■ Task to carry out: Transcribe the records below exactly as they appear, omitting any pictures.

■ Exercise inputs:
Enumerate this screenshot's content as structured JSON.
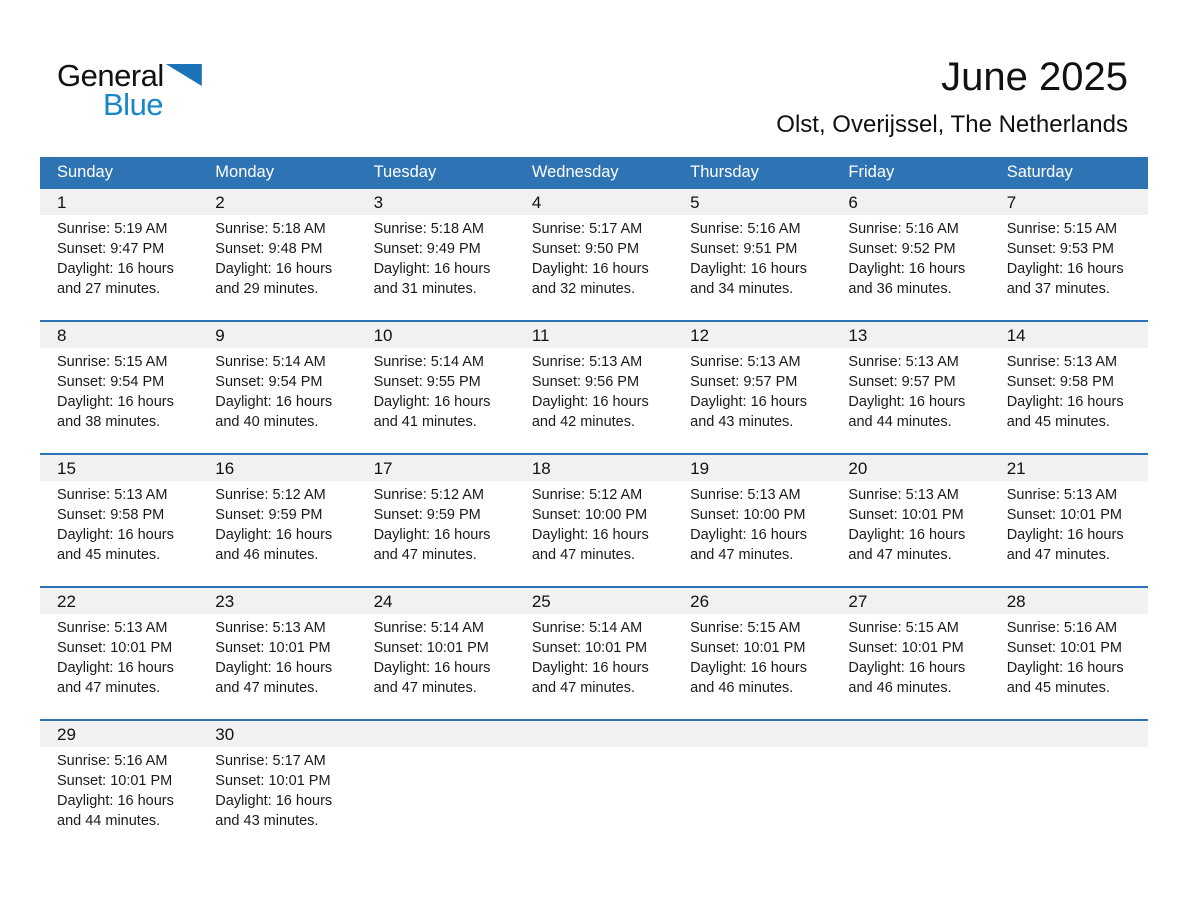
{
  "logo": {
    "general": "General",
    "blue": "Blue",
    "triangle_icon": "blue-right-triangle"
  },
  "header": {
    "title": "June 2025",
    "subtitle": "Olst, Overijssel, The Netherlands"
  },
  "weekday_headers": [
    "Sunday",
    "Monday",
    "Tuesday",
    "Wednesday",
    "Thursday",
    "Friday",
    "Saturday"
  ],
  "colors": {
    "header_bar_blue": "#2E74B5",
    "week_divider_blue": "#2E74B5",
    "day_number_stripe_gray": "#F1F1F1",
    "weekday_text": "#FFFFFF",
    "logo_text_blue": "#1787C9",
    "logo_triangle_blue": "#1A72B8"
  },
  "weeks": [
    [
      {
        "day": "1",
        "sunrise": "Sunrise: 5:19 AM",
        "sunset": "Sunset: 9:47 PM",
        "daylight": "Daylight: 16 hours and 27 minutes."
      },
      {
        "day": "2",
        "sunrise": "Sunrise: 5:18 AM",
        "sunset": "Sunset: 9:48 PM",
        "daylight": "Daylight: 16 hours and 29 minutes."
      },
      {
        "day": "3",
        "sunrise": "Sunrise: 5:18 AM",
        "sunset": "Sunset: 9:49 PM",
        "daylight": "Daylight: 16 hours and 31 minutes."
      },
      {
        "day": "4",
        "sunrise": "Sunrise: 5:17 AM",
        "sunset": "Sunset: 9:50 PM",
        "daylight": "Daylight: 16 hours and 32 minutes."
      },
      {
        "day": "5",
        "sunrise": "Sunrise: 5:16 AM",
        "sunset": "Sunset: 9:51 PM",
        "daylight": "Daylight: 16 hours and 34 minutes."
      },
      {
        "day": "6",
        "sunrise": "Sunrise: 5:16 AM",
        "sunset": "Sunset: 9:52 PM",
        "daylight": "Daylight: 16 hours and 36 minutes."
      },
      {
        "day": "7",
        "sunrise": "Sunrise: 5:15 AM",
        "sunset": "Sunset: 9:53 PM",
        "daylight": "Daylight: 16 hours and 37 minutes."
      }
    ],
    [
      {
        "day": "8",
        "sunrise": "Sunrise: 5:15 AM",
        "sunset": "Sunset: 9:54 PM",
        "daylight": "Daylight: 16 hours and 38 minutes."
      },
      {
        "day": "9",
        "sunrise": "Sunrise: 5:14 AM",
        "sunset": "Sunset: 9:54 PM",
        "daylight": "Daylight: 16 hours and 40 minutes."
      },
      {
        "day": "10",
        "sunrise": "Sunrise: 5:14 AM",
        "sunset": "Sunset: 9:55 PM",
        "daylight": "Daylight: 16 hours and 41 minutes."
      },
      {
        "day": "11",
        "sunrise": "Sunrise: 5:13 AM",
        "sunset": "Sunset: 9:56 PM",
        "daylight": "Daylight: 16 hours and 42 minutes."
      },
      {
        "day": "12",
        "sunrise": "Sunrise: 5:13 AM",
        "sunset": "Sunset: 9:57 PM",
        "daylight": "Daylight: 16 hours and 43 minutes."
      },
      {
        "day": "13",
        "sunrise": "Sunrise: 5:13 AM",
        "sunset": "Sunset: 9:57 PM",
        "daylight": "Daylight: 16 hours and 44 minutes."
      },
      {
        "day": "14",
        "sunrise": "Sunrise: 5:13 AM",
        "sunset": "Sunset: 9:58 PM",
        "daylight": "Daylight: 16 hours and 45 minutes."
      }
    ],
    [
      {
        "day": "15",
        "sunrise": "Sunrise: 5:13 AM",
        "sunset": "Sunset: 9:58 PM",
        "daylight": "Daylight: 16 hours and 45 minutes."
      },
      {
        "day": "16",
        "sunrise": "Sunrise: 5:12 AM",
        "sunset": "Sunset: 9:59 PM",
        "daylight": "Daylight: 16 hours and 46 minutes."
      },
      {
        "day": "17",
        "sunrise": "Sunrise: 5:12 AM",
        "sunset": "Sunset: 9:59 PM",
        "daylight": "Daylight: 16 hours and 47 minutes."
      },
      {
        "day": "18",
        "sunrise": "Sunrise: 5:12 AM",
        "sunset": "Sunset: 10:00 PM",
        "daylight": "Daylight: 16 hours and 47 minutes."
      },
      {
        "day": "19",
        "sunrise": "Sunrise: 5:13 AM",
        "sunset": "Sunset: 10:00 PM",
        "daylight": "Daylight: 16 hours and 47 minutes."
      },
      {
        "day": "20",
        "sunrise": "Sunrise: 5:13 AM",
        "sunset": "Sunset: 10:01 PM",
        "daylight": "Daylight: 16 hours and 47 minutes."
      },
      {
        "day": "21",
        "sunrise": "Sunrise: 5:13 AM",
        "sunset": "Sunset: 10:01 PM",
        "daylight": "Daylight: 16 hours and 47 minutes."
      }
    ],
    [
      {
        "day": "22",
        "sunrise": "Sunrise: 5:13 AM",
        "sunset": "Sunset: 10:01 PM",
        "daylight": "Daylight: 16 hours and 47 minutes."
      },
      {
        "day": "23",
        "sunrise": "Sunrise: 5:13 AM",
        "sunset": "Sunset: 10:01 PM",
        "daylight": "Daylight: 16 hours and 47 minutes."
      },
      {
        "day": "24",
        "sunrise": "Sunrise: 5:14 AM",
        "sunset": "Sunset: 10:01 PM",
        "daylight": "Daylight: 16 hours and 47 minutes."
      },
      {
        "day": "25",
        "sunrise": "Sunrise: 5:14 AM",
        "sunset": "Sunset: 10:01 PM",
        "daylight": "Daylight: 16 hours and 47 minutes."
      },
      {
        "day": "26",
        "sunrise": "Sunrise: 5:15 AM",
        "sunset": "Sunset: 10:01 PM",
        "daylight": "Daylight: 16 hours and 46 minutes."
      },
      {
        "day": "27",
        "sunrise": "Sunrise: 5:15 AM",
        "sunset": "Sunset: 10:01 PM",
        "daylight": "Daylight: 16 hours and 46 minutes."
      },
      {
        "day": "28",
        "sunrise": "Sunrise: 5:16 AM",
        "sunset": "Sunset: 10:01 PM",
        "daylight": "Daylight: 16 hours and 45 minutes."
      }
    ],
    [
      {
        "day": "29",
        "sunrise": "Sunrise: 5:16 AM",
        "sunset": "Sunset: 10:01 PM",
        "daylight": "Daylight: 16 hours and 44 minutes."
      },
      {
        "day": "30",
        "sunrise": "Sunrise: 5:17 AM",
        "sunset": "Sunset: 10:01 PM",
        "daylight": "Daylight: 16 hours and 43 minutes."
      },
      null,
      null,
      null,
      null,
      null
    ]
  ]
}
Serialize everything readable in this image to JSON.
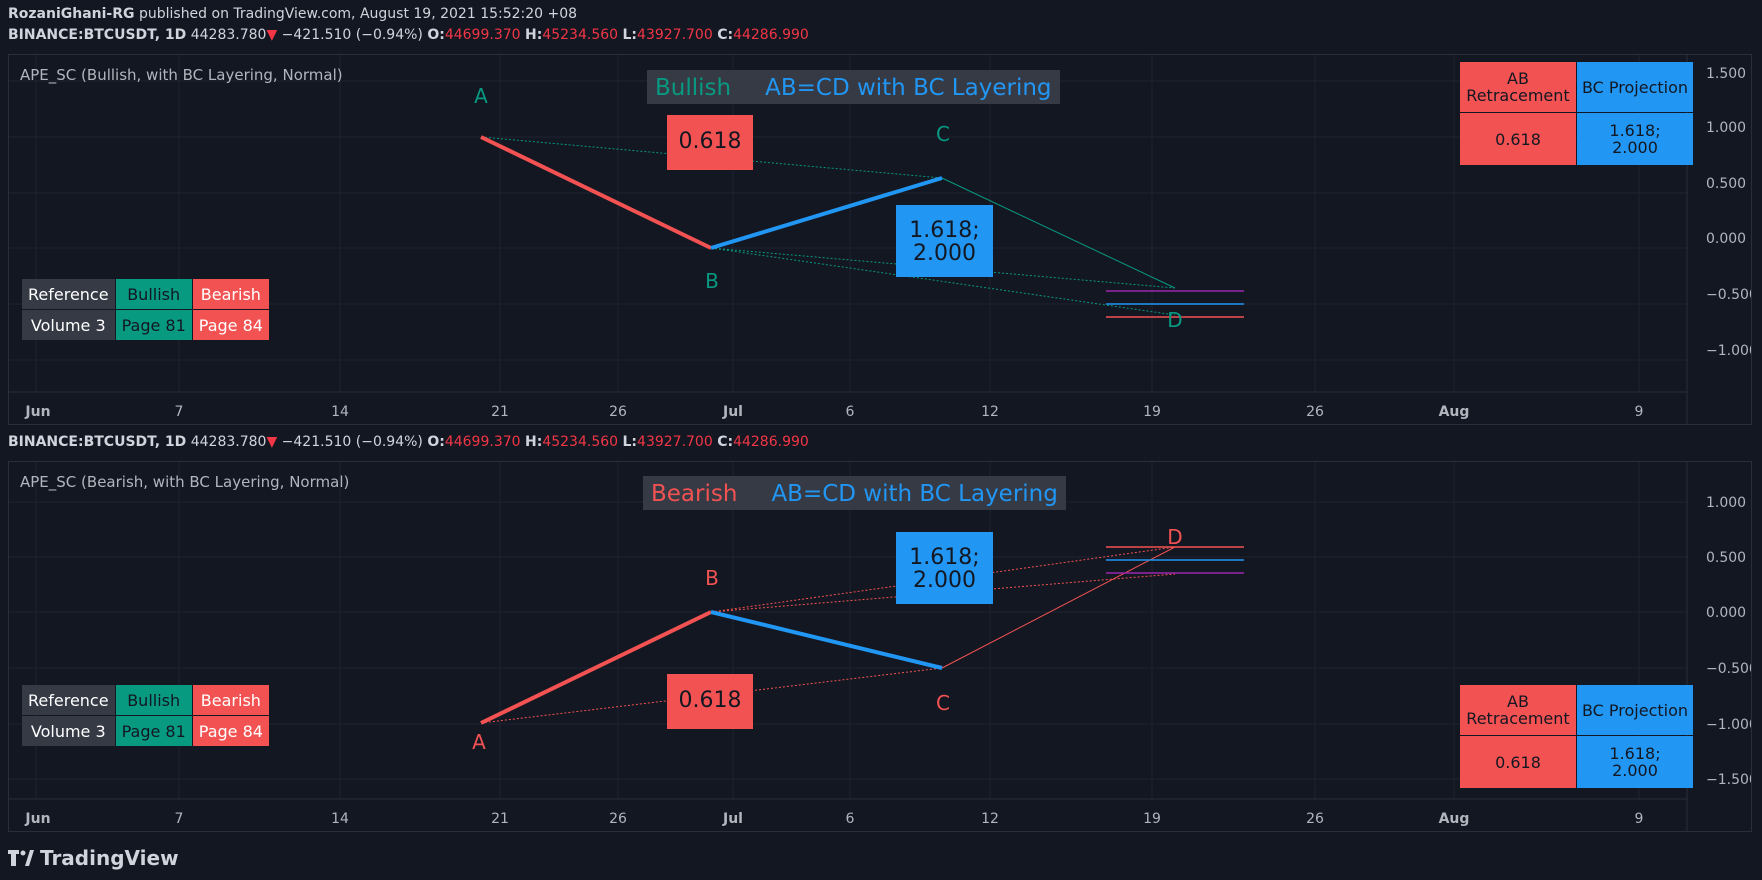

■ Expected answer:
Enumerate this screenshot's content as structured JSON.
{
  "logo": {
    "general": "General",
    "blue": "Blue",
    "triangle_icon": "blue-right-triangle"
  },
  "header": {
    "title": "June 2025",
    "subtitle": "Olst, Overijssel, The Netherlands"
  },
  "weekday_headers": [
    "Sunday",
    "Monday",
    "Tuesday",
    "Wednesday",
    "Thursday",
    "Friday",
    "Saturday"
  ],
  "colors": {
    "header_bar_blue": "#2E74B5",
    "week_divider_blue": "#2E74B5",
    "day_number_stripe_gray": "#F1F1F1",
    "weekday_text": "#FFFFFF",
    "logo_text_blue": "#1787C9",
    "logo_triangle_blue": "#1A72B8"
  },
  "weeks": [
    [
      {
        "day": "1",
        "sunrise": "Sunrise: 5:19 AM",
        "sunset": "Sunset: 9:47 PM",
        "daylight": "Daylight: 16 hours and 27 minutes."
      },
      {
        "day": "2",
        "sunrise": "Sunrise: 5:18 AM",
        "sunset": "Sunset: 9:48 PM",
        "daylight": "Daylight: 16 hours and 29 minutes."
      },
      {
        "day": "3",
        "sunrise": "Sunrise: 5:18 AM",
        "sunset": "Sunset: 9:49 PM",
        "daylight": "Daylight: 16 hours and 31 minutes."
      },
      {
        "day": "4",
        "sunrise": "Sunrise: 5:17 AM",
        "sunset": "Sunset: 9:50 PM",
        "daylight": "Daylight: 16 hours and 32 minutes."
      },
      {
        "day": "5",
        "sunrise": "Sunrise: 5:16 AM",
        "sunset": "Sunset: 9:51 PM",
        "daylight": "Daylight: 16 hours and 34 minutes."
      },
      {
        "day": "6",
        "sunrise": "Sunrise: 5:16 AM",
        "sunset": "Sunset: 9:52 PM",
        "daylight": "Daylight: 16 hours and 36 minutes."
      },
      {
        "day": "7",
        "sunrise": "Sunrise: 5:15 AM",
        "sunset": "Sunset: 9:53 PM",
        "daylight": "Daylight: 16 hours and 37 minutes."
      }
    ],
    [
      {
        "day": "8",
        "sunrise": "Sunrise: 5:15 AM",
        "sunset": "Sunset: 9:54 PM",
        "daylight": "Daylight: 16 hours and 38 minutes."
      },
      {
        "day": "9",
        "sunrise": "Sunrise: 5:14 AM",
        "sunset": "Sunset: 9:54 PM",
        "daylight": "Daylight: 16 hours and 40 minutes."
      },
      {
        "day": "10",
        "sunrise": "Sunrise: 5:14 AM",
        "sunset": "Sunset: 9:55 PM",
        "daylight": "Daylight: 16 hours and 41 minutes."
      },
      {
        "day": "11",
        "sunrise": "Sunrise: 5:13 AM",
        "sunset": "Sunset: 9:56 PM",
        "daylight": "Daylight: 16 hours and 42 minutes."
      },
      {
        "day": "12",
        "sunrise": "Sunrise: 5:13 AM",
        "sunset": "Sunset: 9:57 PM",
        "daylight": "Daylight: 16 hours and 43 minutes."
      },
      {
        "day": "13",
        "sunrise": "Sunrise: 5:13 AM",
        "sunset": "Sunset: 9:57 PM",
        "daylight": "Daylight: 16 hours and 44 minutes."
      },
      {
        "day": "14",
        "sunrise": "Sunrise: 5:13 AM",
        "sunset": "Sunset: 9:58 PM",
        "daylight": "Daylight: 16 hours and 45 minutes."
      }
    ],
    [
      {
        "day": "15",
        "sunrise": "Sunrise: 5:13 AM",
        "sunset": "Sunset: 9:58 PM",
        "daylight": "Daylight: 16 hours and 45 minutes."
      },
      {
        "day": "16",
        "sunrise": "Sunrise: 5:12 AM",
        "sunset": "Sunset: 9:59 PM",
        "daylight": "Daylight: 16 hours and 46 minutes."
      },
      {
        "day": "17",
        "sunrise": "Sunrise: 5:12 AM",
        "sunset": "Sunset: 9:59 PM",
        "daylight": "Daylight: 16 hours and 47 minutes."
      },
      {
        "day": "18",
        "sunrise": "Sunrise: 5:12 AM",
        "sunset": "Sunset: 10:00 PM",
        "daylight": "Daylight: 16 hours and 47 minutes."
      },
      {
        "day": "19",
        "sunrise": "Sunrise: 5:13 AM",
        "sunset": "Sunset: 10:00 PM",
        "daylight": "Daylight: 16 hours and 47 minutes."
      },
      {
        "day": "20",
        "sunrise": "Sunrise: 5:13 AM",
        "sunset": "Sunset: 10:01 PM",
        "daylight": "Daylight: 16 hours and 47 minutes."
      },
      {
        "day": "21",
        "sunrise": "Sunrise: 5:13 AM",
        "sunset": "Sunset: 10:01 PM",
        "daylight": "Daylight: 16 hours and 47 minutes."
      }
    ],
    [
      {
        "day": "22",
        "sunrise": "Sunrise: 5:13 AM",
        "sunset": "Sunset: 10:01 PM",
        "daylight": "Daylight: 16 hours and 47 minutes."
      },
      {
        "day": "23",
        "sunrise": "Sunrise: 5:13 AM",
        "sunset": "Sunset: 10:01 PM",
        "daylight": "Daylight: 16 hours and 47 minutes."
      },
      {
        "day": "24",
        "sunrise": "Sunrise: 5:14 AM",
        "sunset": "Sunset: 10:01 PM",
        "daylight": "Daylight: 16 hours and 47 minutes."
      },
      {
        "day": "25",
        "sunrise": "Sunrise: 5:14 AM",
        "sunset": "Sunset: 10:01 PM",
        "daylight": "Daylight: 16 hours and 47 minutes."
      },
      {
        "day": "26",
        "sunrise": "Sunrise: 5:15 AM",
        "sunset": "Sunset: 10:01 PM",
        "daylight": "Daylight: 16 hours and 46 minutes."
      },
      {
        "day": "27",
        "sunrise": "Sunrise: 5:15 AM",
        "sunset": "Sunset: 10:01 PM",
        "daylight": "Daylight: 16 hours and 46 minutes."
      },
      {
        "day": "28",
        "sunrise": "Sunrise: 5:16 AM",
        "sunset": "Sunset: 10:01 PM",
        "daylight": "Daylight: 16 hours and 45 minutes."
      }
    ],
    [
      {
        "day": "29",
        "sunrise": "Sunrise: 5:16 AM",
        "sunset": "Sunset: 10:01 PM",
        "daylight": "Daylight: 16 hours and 44 minutes."
      },
      {
        "day": "30",
        "sunrise": "Sunrise: 5:17 AM",
        "sunset": "Sunset: 10:01 PM",
        "daylight": "Daylight: 16 hours and 43 minutes."
      },
      null,
      null,
      null,
      null,
      null
    ]
  ]
}
Serialize everything readable in this image to JSON.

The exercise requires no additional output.